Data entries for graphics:
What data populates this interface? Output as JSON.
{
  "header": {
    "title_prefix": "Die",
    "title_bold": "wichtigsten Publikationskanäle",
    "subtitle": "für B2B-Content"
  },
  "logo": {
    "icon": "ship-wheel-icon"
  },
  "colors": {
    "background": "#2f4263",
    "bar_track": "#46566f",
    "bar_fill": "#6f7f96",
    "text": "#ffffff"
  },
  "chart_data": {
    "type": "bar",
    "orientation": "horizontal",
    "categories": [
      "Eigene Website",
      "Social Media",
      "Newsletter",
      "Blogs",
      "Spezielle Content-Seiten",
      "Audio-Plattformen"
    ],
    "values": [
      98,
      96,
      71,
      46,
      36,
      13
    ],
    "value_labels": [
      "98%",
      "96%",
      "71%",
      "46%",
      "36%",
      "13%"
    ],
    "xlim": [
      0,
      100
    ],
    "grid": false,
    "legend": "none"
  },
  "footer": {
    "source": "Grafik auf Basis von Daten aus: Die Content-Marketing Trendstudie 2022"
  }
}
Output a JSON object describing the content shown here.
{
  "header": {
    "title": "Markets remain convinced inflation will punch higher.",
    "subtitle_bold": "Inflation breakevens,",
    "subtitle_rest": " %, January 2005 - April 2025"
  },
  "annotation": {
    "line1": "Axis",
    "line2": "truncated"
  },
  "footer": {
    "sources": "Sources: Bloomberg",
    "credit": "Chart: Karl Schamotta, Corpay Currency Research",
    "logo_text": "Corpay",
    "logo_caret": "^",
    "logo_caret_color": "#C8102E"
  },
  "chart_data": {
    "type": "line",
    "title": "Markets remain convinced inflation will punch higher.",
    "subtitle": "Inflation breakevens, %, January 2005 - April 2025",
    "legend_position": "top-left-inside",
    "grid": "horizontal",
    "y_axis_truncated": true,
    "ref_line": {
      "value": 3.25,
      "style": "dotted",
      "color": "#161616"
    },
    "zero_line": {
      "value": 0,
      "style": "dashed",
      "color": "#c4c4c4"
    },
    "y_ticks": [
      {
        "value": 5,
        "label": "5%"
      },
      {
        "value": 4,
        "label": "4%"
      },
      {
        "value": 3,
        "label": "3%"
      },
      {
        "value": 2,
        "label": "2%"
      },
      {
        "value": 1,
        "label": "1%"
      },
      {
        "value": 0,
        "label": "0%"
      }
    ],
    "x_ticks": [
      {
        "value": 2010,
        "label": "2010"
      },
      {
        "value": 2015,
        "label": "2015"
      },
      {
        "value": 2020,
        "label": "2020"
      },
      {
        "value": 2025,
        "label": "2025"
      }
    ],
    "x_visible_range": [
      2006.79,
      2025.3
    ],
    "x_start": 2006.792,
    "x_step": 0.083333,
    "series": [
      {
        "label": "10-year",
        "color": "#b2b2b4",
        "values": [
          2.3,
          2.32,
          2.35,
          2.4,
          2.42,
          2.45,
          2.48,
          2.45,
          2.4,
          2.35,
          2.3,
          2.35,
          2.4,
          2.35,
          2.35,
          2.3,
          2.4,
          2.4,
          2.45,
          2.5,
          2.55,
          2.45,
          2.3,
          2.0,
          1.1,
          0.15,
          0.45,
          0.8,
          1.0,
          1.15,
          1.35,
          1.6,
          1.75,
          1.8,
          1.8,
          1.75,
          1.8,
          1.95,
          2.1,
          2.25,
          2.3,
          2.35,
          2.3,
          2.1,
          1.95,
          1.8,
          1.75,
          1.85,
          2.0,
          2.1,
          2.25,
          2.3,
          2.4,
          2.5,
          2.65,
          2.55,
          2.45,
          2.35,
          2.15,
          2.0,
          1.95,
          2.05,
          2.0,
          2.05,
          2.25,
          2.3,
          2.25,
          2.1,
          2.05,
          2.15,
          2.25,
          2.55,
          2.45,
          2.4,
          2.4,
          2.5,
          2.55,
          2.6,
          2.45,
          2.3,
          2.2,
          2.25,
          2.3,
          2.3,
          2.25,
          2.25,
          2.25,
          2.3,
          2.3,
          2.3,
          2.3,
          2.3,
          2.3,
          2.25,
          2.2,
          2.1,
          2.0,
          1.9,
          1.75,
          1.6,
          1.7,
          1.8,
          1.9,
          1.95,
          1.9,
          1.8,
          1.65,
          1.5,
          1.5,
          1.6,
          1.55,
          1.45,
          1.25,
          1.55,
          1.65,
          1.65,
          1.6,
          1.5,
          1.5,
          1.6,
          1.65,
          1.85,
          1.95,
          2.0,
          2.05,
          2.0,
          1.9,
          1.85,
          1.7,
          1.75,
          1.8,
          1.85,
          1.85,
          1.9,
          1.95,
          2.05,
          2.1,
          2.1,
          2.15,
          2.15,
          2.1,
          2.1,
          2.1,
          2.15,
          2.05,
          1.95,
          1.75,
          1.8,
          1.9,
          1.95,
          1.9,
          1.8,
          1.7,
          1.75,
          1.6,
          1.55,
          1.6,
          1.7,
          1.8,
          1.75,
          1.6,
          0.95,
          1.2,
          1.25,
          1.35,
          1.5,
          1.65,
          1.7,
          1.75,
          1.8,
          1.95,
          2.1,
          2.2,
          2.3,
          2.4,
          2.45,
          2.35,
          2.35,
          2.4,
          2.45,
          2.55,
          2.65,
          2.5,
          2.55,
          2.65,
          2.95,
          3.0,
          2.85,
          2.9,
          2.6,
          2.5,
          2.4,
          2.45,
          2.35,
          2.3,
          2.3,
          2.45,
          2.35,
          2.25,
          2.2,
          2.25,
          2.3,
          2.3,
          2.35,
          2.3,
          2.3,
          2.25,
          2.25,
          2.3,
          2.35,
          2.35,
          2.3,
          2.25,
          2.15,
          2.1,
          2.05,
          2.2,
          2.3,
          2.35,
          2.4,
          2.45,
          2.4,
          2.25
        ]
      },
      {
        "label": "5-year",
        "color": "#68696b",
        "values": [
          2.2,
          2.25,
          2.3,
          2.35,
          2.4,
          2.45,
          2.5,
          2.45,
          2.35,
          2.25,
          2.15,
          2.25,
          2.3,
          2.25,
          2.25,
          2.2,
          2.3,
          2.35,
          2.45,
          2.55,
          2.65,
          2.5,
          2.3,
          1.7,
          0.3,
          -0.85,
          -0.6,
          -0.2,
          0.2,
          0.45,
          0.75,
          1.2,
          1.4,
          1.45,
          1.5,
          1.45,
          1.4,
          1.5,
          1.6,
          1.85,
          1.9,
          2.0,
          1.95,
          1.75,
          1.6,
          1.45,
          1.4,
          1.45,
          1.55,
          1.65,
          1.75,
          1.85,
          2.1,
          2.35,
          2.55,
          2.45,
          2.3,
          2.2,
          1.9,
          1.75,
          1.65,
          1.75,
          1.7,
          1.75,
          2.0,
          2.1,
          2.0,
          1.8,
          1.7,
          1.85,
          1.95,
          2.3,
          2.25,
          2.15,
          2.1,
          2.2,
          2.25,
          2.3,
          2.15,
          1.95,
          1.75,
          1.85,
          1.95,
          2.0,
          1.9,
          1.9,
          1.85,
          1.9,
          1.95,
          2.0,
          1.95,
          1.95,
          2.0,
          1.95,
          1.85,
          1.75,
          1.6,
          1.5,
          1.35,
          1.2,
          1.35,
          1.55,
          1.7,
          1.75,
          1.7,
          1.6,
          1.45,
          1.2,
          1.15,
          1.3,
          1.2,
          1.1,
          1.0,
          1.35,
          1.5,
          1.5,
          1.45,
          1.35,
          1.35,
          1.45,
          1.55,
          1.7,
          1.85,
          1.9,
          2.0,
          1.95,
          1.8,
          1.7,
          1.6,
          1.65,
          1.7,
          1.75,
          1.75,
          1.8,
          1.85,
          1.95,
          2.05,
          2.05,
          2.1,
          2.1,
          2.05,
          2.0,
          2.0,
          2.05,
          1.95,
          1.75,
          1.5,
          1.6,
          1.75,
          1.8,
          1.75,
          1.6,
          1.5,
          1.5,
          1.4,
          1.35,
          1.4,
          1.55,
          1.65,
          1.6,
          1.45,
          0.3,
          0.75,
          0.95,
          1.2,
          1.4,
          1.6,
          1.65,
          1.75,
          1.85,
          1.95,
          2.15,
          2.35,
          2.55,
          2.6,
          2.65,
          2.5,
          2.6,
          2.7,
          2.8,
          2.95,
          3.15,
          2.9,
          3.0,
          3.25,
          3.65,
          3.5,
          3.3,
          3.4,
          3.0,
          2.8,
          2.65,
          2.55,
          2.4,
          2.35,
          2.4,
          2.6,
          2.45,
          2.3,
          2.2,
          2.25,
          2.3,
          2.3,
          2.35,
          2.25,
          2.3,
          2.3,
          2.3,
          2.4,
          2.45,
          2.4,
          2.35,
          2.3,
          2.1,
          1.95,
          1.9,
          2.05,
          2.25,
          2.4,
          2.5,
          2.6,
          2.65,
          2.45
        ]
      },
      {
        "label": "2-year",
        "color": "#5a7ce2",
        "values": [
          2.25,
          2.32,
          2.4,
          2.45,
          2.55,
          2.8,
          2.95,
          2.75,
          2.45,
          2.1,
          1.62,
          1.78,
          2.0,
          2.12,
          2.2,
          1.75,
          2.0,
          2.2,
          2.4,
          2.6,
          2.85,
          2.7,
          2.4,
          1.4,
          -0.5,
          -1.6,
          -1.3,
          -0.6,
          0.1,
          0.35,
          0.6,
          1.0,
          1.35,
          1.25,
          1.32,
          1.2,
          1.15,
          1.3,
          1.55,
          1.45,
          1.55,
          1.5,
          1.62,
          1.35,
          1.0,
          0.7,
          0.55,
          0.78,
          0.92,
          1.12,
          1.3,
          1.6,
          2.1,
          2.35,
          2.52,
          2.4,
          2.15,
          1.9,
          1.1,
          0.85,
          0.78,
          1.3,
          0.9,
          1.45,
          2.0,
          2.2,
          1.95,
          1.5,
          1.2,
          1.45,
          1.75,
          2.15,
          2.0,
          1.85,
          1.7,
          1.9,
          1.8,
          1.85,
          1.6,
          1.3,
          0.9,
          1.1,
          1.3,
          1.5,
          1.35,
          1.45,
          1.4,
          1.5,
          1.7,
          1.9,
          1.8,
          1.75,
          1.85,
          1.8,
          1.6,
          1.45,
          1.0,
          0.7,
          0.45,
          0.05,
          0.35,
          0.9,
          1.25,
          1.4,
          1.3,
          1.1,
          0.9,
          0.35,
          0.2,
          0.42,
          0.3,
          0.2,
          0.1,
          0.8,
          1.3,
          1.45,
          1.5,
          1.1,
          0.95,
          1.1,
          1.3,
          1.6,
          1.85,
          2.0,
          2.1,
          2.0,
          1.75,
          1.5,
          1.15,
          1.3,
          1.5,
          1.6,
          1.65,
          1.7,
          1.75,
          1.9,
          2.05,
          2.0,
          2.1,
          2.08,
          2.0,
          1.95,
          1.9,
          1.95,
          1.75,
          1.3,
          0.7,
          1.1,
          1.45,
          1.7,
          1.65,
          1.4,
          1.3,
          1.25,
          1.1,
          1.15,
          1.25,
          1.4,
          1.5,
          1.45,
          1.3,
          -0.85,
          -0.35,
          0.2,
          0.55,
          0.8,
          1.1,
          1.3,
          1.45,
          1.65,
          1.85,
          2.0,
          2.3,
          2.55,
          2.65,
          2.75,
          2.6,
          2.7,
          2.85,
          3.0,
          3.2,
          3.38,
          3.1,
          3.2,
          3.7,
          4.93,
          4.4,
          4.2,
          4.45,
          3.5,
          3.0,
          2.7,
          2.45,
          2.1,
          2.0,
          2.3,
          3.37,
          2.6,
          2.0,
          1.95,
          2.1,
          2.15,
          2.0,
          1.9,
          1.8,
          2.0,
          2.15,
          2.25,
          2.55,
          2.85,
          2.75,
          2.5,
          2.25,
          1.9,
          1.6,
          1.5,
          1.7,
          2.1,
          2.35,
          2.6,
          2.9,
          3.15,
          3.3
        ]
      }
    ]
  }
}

### Stated goal
Write down only the number of lines that contain the string "JSON" in the listing.

### Response to this task
2